**Data provided:**
- - -

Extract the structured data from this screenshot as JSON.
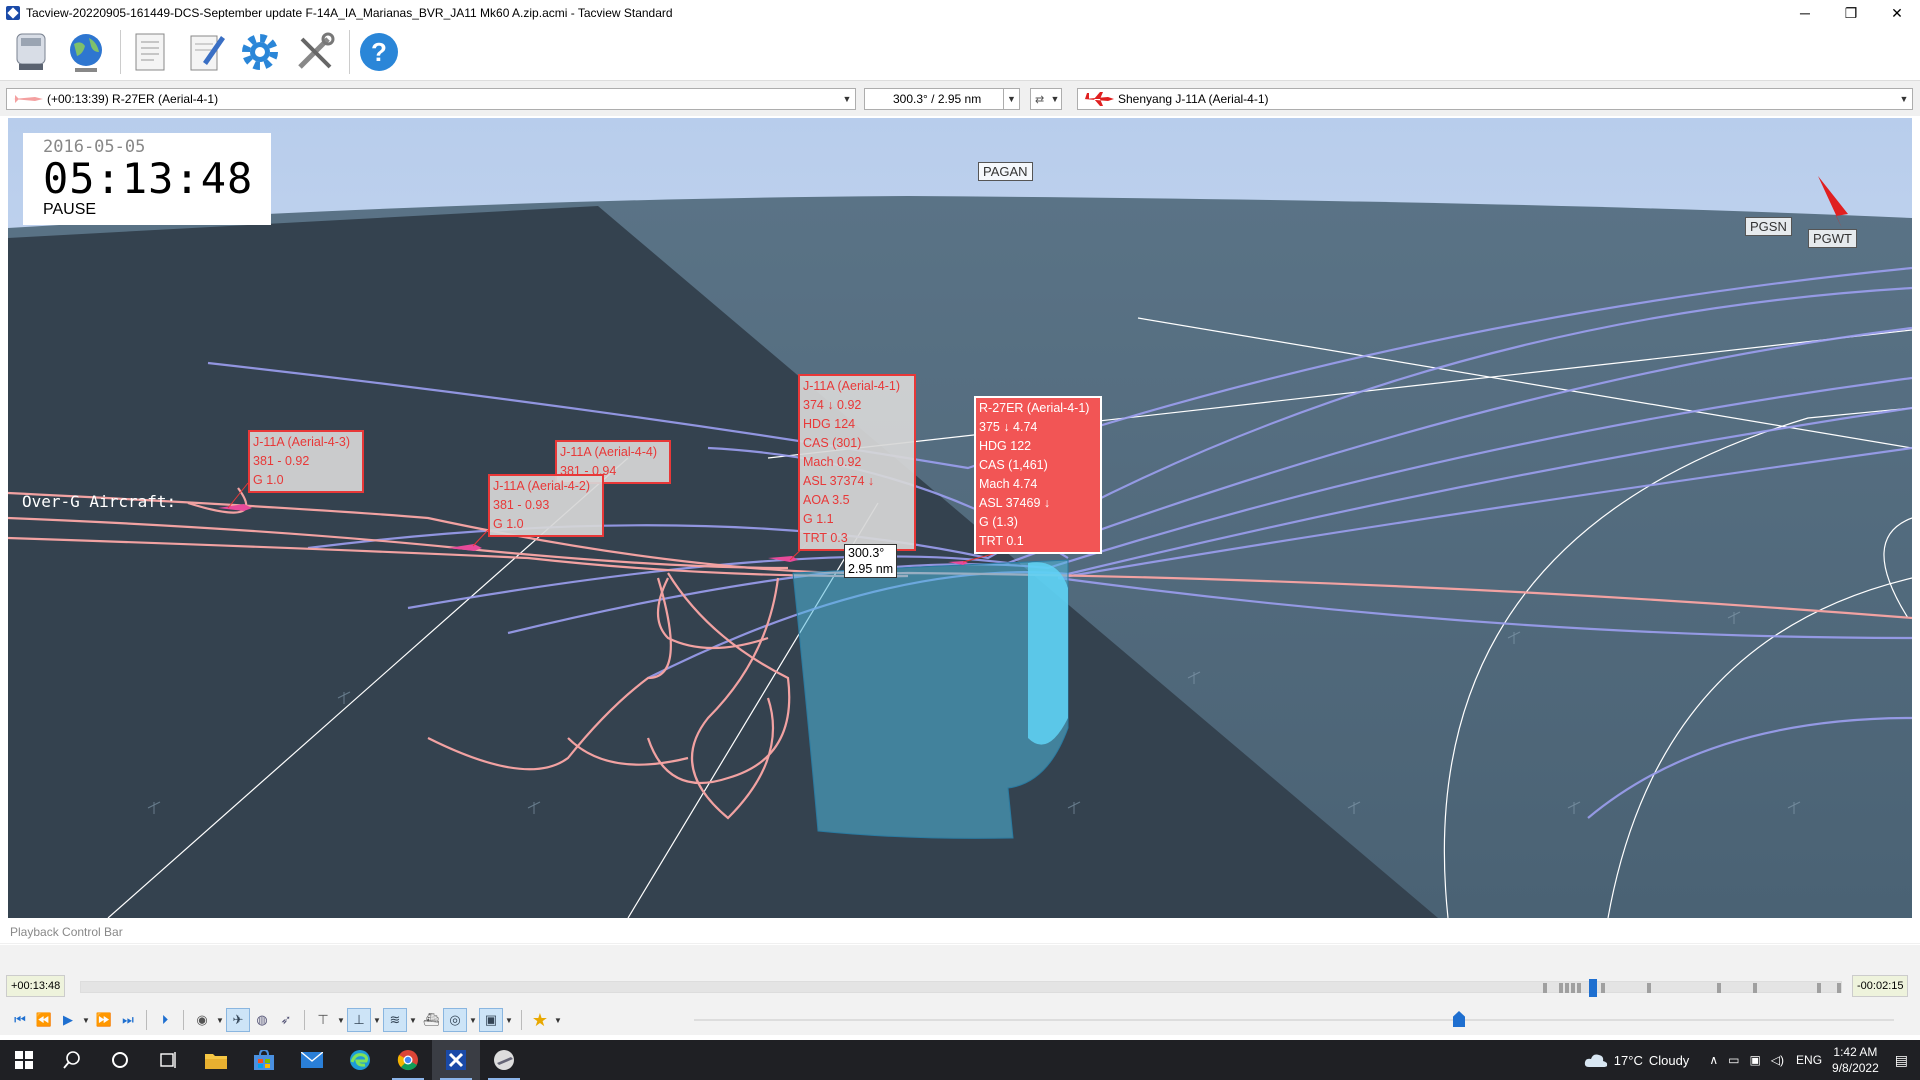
{
  "window": {
    "title": "Tacview-20220905-161449-DCS-September update F-14A_IA_Marianas_BVR_JA11 Mk60 A.zip.acmi - Tacview Standard",
    "min": "─",
    "max": "❐",
    "close": "✕"
  },
  "toolbar": {
    "icons": [
      "recorder-icon",
      "globe-icon",
      "document-icon",
      "notepad-icon",
      "settings-icon",
      "tools-icon",
      "help-icon"
    ]
  },
  "objectbar": {
    "primary_object": "(+00:13:39) R-27ER (Aerial-4-1)",
    "bearing_range": "300.3° / 2.95 nm",
    "secondary_object": "Shenyang J-11A (Aerial-4-1)"
  },
  "viewport": {
    "date": "2016-05-05",
    "time": "05:13:48",
    "state": "PAUSE",
    "places": [
      "PAGAN",
      "PGSN",
      "PGWT"
    ],
    "overg_text": "Over-G Aircraft:",
    "range_label": [
      "300.3°",
      "2.95 nm"
    ],
    "labels": [
      {
        "lines": [
          "J-11A (Aerial-4-3)",
          "381 - 0.92",
          "G 1.0"
        ]
      },
      {
        "lines": [
          "J-11A (Aerial-4-4)",
          "381 - 0.94"
        ]
      },
      {
        "lines": [
          "J-11A (Aerial-4-2)",
          "381 - 0.93",
          "G 1.0"
        ]
      },
      {
        "lines": [
          "J-11A (Aerial-4-1)",
          "374 ↓ 0.92",
          "HDG 124",
          "CAS (301)",
          "Mach 0.92",
          "ASL 37374 ↓",
          "AOA 3.5",
          "G 1.1",
          "TRT 0.3"
        ]
      },
      {
        "lines": [
          "R-27ER (Aerial-4-1)",
          "375 ↓ 4.74",
          "HDG 122",
          "CAS (1,461)",
          "Mach 4.74",
          "ASL 37469 ↓",
          "G (1.3)",
          "TRT 0.1"
        ]
      }
    ],
    "colors": {
      "sky": "#c7d7ef",
      "sea": "#3a4a58",
      "track_red": "#f08a8a",
      "track_blue": "#9aa0f0",
      "label_red": "#e83838",
      "missile_trail": "#3ab8e8"
    }
  },
  "playback": {
    "title": "Playback Control Bar",
    "elapsed": "+00:13:48",
    "remaining": "-00:02:15"
  },
  "taskbar": {
    "weather_temp": "17°C",
    "weather_cond": "Cloudy",
    "lang": "ENG",
    "time": "1:42 AM",
    "date": "9/8/2022"
  }
}
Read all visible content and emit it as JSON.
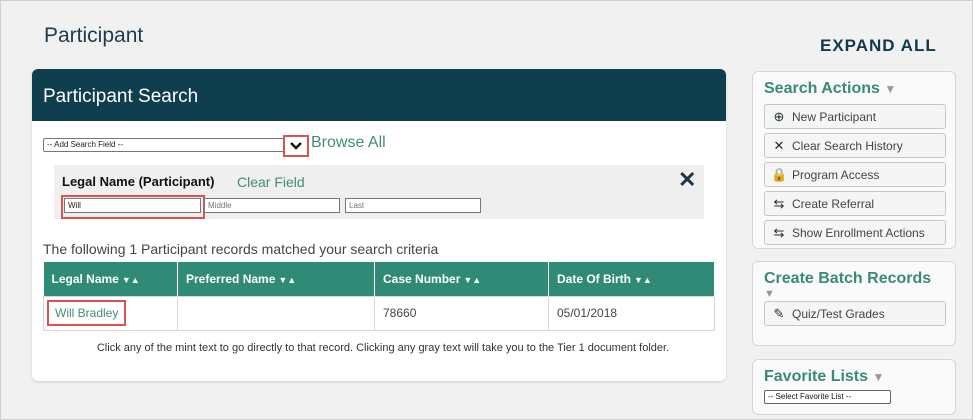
{
  "page": {
    "title": "Participant",
    "expand_all": "EXPAND ALL"
  },
  "search_panel": {
    "title": "Participant Search",
    "add_field_placeholder": "-- Add Search Field --",
    "browse_all": "Browse All",
    "field_label": "Legal Name (Participant)",
    "clear_field": "Clear Field",
    "first_value": "Will",
    "middle_placeholder": "Middle",
    "last_placeholder": "Last"
  },
  "results": {
    "summary": "The following 1 Participant records matched your search criteria",
    "columns": [
      "Legal Name",
      "Preferred Name",
      "Case Number",
      "Date Of Birth"
    ],
    "rows": [
      {
        "legal_name": "Will Bradley",
        "preferred_name": "",
        "case_number": "78660",
        "dob": "05/01/2018"
      }
    ],
    "footnote": "Click any of the mint text to go directly to that record. Clicking any gray text will take you to the Tier 1 document folder."
  },
  "search_actions": {
    "title": "Search Actions",
    "items": [
      {
        "label": "New Participant",
        "icon": "plus-circle-icon"
      },
      {
        "label": "Clear Search History",
        "icon": "close-icon"
      },
      {
        "label": "Program Access",
        "icon": "lock-icon"
      },
      {
        "label": "Create Referral",
        "icon": "swap-icon"
      },
      {
        "label": "Show Enrollment Actions",
        "icon": "swap-icon"
      }
    ]
  },
  "batch_records": {
    "title": "Create Batch Records",
    "items": [
      {
        "label": "Quiz/Test Grades",
        "icon": "pencil-icon"
      }
    ]
  },
  "favorite_lists": {
    "title": "Favorite Lists",
    "select_placeholder": "-- Select Favorite List --"
  },
  "colors": {
    "header_bg": "#0f3e4e",
    "mint": "#3f8e7a",
    "table_header": "#2f8b76",
    "highlight": "#d9534f"
  }
}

- - -

Your task is to return the entries above exactly, with no pictures.

Extract the structured data from this screenshot as JSON.
{
  "window": {
    "title": "Tacview-20220905-161449-DCS-September update F-14A_IA_Marianas_BVR_JA11 Mk60 A.zip.acmi - Tacview Standard",
    "min": "─",
    "max": "❐",
    "close": "✕"
  },
  "toolbar": {
    "icons": [
      "recorder-icon",
      "globe-icon",
      "document-icon",
      "notepad-icon",
      "settings-icon",
      "tools-icon",
      "help-icon"
    ]
  },
  "objectbar": {
    "primary_object": "(+00:13:39) R-27ER (Aerial-4-1)",
    "bearing_range": "300.3° / 2.95 nm",
    "secondary_object": "Shenyang J-11A (Aerial-4-1)"
  },
  "viewport": {
    "date": "2016-05-05",
    "time": "05:13:48",
    "state": "PAUSE",
    "places": [
      "PAGAN",
      "PGSN",
      "PGWT"
    ],
    "overg_text": "Over-G Aircraft:",
    "range_label": [
      "300.3°",
      "2.95 nm"
    ],
    "labels": [
      {
        "lines": [
          "J-11A (Aerial-4-3)",
          "381 - 0.92",
          "G 1.0"
        ]
      },
      {
        "lines": [
          "J-11A (Aerial-4-4)",
          "381 - 0.94"
        ]
      },
      {
        "lines": [
          "J-11A (Aerial-4-2)",
          "381 - 0.93",
          "G 1.0"
        ]
      },
      {
        "lines": [
          "J-11A (Aerial-4-1)",
          "374 ↓ 0.92",
          "HDG 124",
          "CAS (301)",
          "Mach 0.92",
          "ASL 37374 ↓",
          "AOA 3.5",
          "G 1.1",
          "TRT 0.3"
        ]
      },
      {
        "lines": [
          "R-27ER (Aerial-4-1)",
          "375 ↓ 4.74",
          "HDG 122",
          "CAS (1,461)",
          "Mach 4.74",
          "ASL 37469 ↓",
          "G (1.3)",
          "TRT 0.1"
        ]
      }
    ],
    "colors": {
      "sky": "#c7d7ef",
      "sea": "#3a4a58",
      "track_red": "#f08a8a",
      "track_blue": "#9aa0f0",
      "label_red": "#e83838",
      "missile_trail": "#3ab8e8"
    }
  },
  "playback": {
    "title": "Playback Control Bar",
    "elapsed": "+00:13:48",
    "remaining": "-00:02:15"
  },
  "taskbar": {
    "weather_temp": "17°C",
    "weather_cond": "Cloudy",
    "lang": "ENG",
    "time": "1:42 AM",
    "date": "9/8/2022"
  }
}
Read all visible content and emit it as JSON.
{
  "page": {
    "title": "Participant",
    "expand_all": "EXPAND ALL"
  },
  "search_panel": {
    "title": "Participant Search",
    "add_field_placeholder": "-- Add Search Field --",
    "browse_all": "Browse All",
    "field_label": "Legal Name (Participant)",
    "clear_field": "Clear Field",
    "first_value": "Will",
    "middle_placeholder": "Middle",
    "last_placeholder": "Last"
  },
  "results": {
    "summary": "The following 1 Participant records matched your search criteria",
    "columns": [
      "Legal Name",
      "Preferred Name",
      "Case Number",
      "Date Of Birth"
    ],
    "rows": [
      {
        "legal_name": "Will Bradley",
        "preferred_name": "",
        "case_number": "78660",
        "dob": "05/01/2018"
      }
    ],
    "footnote": "Click any of the mint text to go directly to that record. Clicking any gray text will take you to the Tier 1 document folder."
  },
  "search_actions": {
    "title": "Search Actions",
    "items": [
      {
        "label": "New Participant",
        "icon": "plus-circle-icon"
      },
      {
        "label": "Clear Search History",
        "icon": "close-icon"
      },
      {
        "label": "Program Access",
        "icon": "lock-icon"
      },
      {
        "label": "Create Referral",
        "icon": "swap-icon"
      },
      {
        "label": "Show Enrollment Actions",
        "icon": "swap-icon"
      }
    ]
  },
  "batch_records": {
    "title": "Create Batch Records",
    "items": [
      {
        "label": "Quiz/Test Grades",
        "icon": "pencil-icon"
      }
    ]
  },
  "favorite_lists": {
    "title": "Favorite Lists",
    "select_placeholder": "-- Select Favorite List --"
  },
  "colors": {
    "header_bg": "#0f3e4e",
    "mint": "#3f8e7a",
    "table_header": "#2f8b76",
    "highlight": "#d9534f"
  }
}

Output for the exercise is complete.